- _REQUIRED TASK_: Look through the listing and locate every line containing the word "NaOH"; copy those lines.

- _MATERIAL SUPPLIED_:
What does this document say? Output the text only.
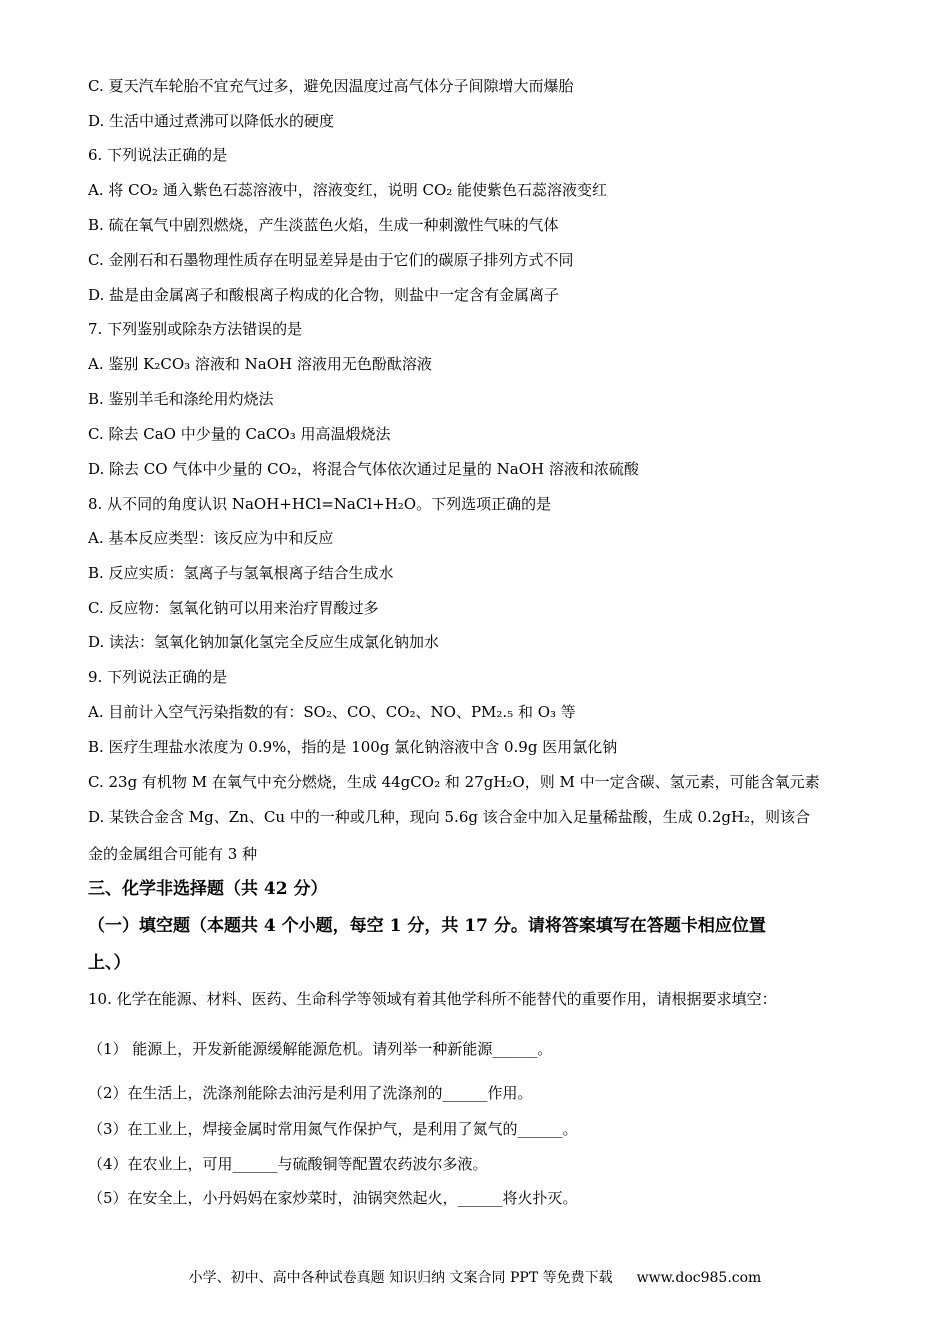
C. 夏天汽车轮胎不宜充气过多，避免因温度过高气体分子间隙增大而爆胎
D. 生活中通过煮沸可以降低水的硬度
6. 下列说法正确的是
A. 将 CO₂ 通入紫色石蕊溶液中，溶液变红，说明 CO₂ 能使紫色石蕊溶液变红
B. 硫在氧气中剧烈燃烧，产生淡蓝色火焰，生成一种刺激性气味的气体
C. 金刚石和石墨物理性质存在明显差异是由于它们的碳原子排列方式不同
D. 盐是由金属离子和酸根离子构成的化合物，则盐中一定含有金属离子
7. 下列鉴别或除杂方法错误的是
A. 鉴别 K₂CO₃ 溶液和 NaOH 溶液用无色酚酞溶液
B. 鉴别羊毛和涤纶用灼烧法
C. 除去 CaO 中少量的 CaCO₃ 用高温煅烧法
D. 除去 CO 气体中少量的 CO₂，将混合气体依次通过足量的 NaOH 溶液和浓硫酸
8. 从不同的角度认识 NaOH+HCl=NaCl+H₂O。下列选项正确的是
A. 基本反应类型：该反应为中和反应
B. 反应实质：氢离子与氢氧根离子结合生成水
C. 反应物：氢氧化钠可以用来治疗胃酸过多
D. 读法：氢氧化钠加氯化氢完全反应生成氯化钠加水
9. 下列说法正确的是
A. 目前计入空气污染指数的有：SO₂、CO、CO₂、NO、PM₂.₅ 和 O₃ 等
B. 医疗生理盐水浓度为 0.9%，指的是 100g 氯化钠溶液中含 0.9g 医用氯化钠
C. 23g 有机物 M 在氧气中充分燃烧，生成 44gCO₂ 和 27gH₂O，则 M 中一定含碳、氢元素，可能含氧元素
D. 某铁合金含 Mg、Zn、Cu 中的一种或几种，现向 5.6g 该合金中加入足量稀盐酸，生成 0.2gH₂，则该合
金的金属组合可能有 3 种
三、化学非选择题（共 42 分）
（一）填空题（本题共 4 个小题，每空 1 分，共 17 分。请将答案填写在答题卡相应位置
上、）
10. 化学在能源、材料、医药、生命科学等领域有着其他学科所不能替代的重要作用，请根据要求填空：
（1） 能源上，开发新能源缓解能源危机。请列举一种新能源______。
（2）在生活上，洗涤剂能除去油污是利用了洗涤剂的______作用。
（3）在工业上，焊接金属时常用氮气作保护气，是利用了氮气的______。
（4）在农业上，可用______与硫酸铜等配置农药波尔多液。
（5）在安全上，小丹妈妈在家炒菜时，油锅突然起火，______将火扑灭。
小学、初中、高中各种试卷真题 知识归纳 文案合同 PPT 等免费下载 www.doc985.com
* * *
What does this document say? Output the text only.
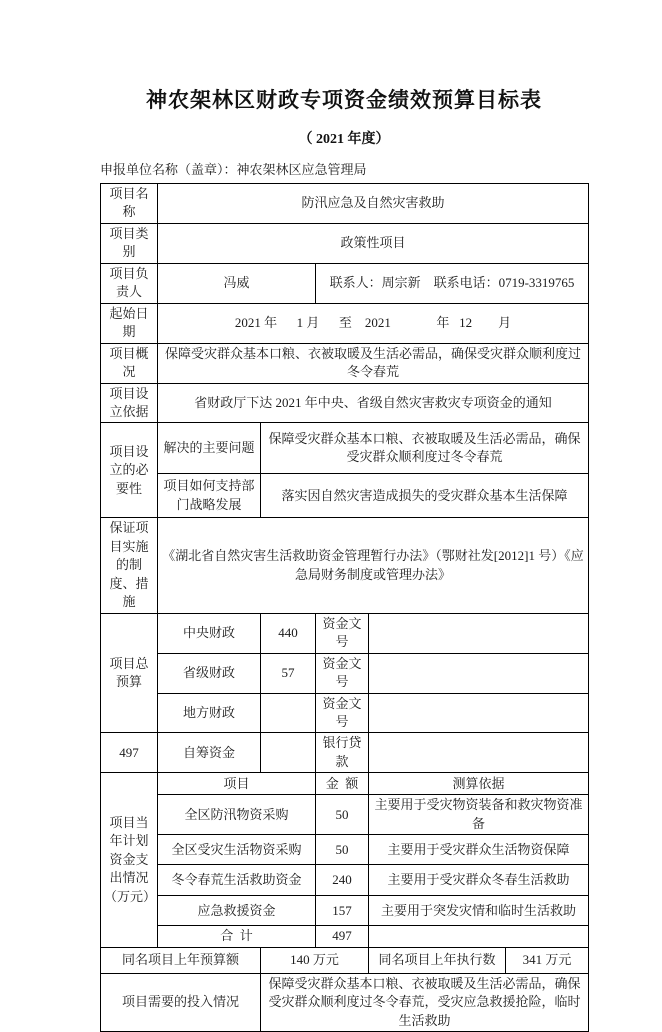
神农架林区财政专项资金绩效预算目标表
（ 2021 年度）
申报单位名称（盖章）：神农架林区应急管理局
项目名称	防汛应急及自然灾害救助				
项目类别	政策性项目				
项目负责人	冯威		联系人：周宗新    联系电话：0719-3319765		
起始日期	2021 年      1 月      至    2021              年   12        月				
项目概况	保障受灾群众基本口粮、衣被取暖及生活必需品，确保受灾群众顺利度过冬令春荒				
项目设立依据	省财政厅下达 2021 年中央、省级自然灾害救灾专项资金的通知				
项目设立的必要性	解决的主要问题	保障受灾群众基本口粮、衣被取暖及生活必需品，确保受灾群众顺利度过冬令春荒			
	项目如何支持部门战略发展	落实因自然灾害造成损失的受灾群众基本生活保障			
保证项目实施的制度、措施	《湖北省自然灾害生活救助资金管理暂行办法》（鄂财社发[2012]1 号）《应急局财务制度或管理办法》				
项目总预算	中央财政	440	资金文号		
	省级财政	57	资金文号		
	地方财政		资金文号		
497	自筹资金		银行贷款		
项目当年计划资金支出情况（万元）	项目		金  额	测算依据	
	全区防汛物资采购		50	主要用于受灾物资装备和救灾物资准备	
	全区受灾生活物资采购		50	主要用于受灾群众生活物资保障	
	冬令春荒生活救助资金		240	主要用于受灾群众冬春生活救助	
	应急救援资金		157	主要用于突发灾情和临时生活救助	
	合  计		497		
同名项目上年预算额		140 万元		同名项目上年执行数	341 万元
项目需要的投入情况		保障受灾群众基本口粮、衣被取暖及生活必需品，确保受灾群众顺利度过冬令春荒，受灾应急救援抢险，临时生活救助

- _THE COMPLETED TASK_:
A. 鉴别 K₂CO₃ 溶液和 NaOH 溶液用无色酚酞溶液
D. 除去 CO 气体中少量的 CO₂，将混合气体依次通过足量的 NaOH 溶液和浓硫酸
8. 从不同的角度认识 NaOH+HCl=NaCl+H₂O。下列选项正确的是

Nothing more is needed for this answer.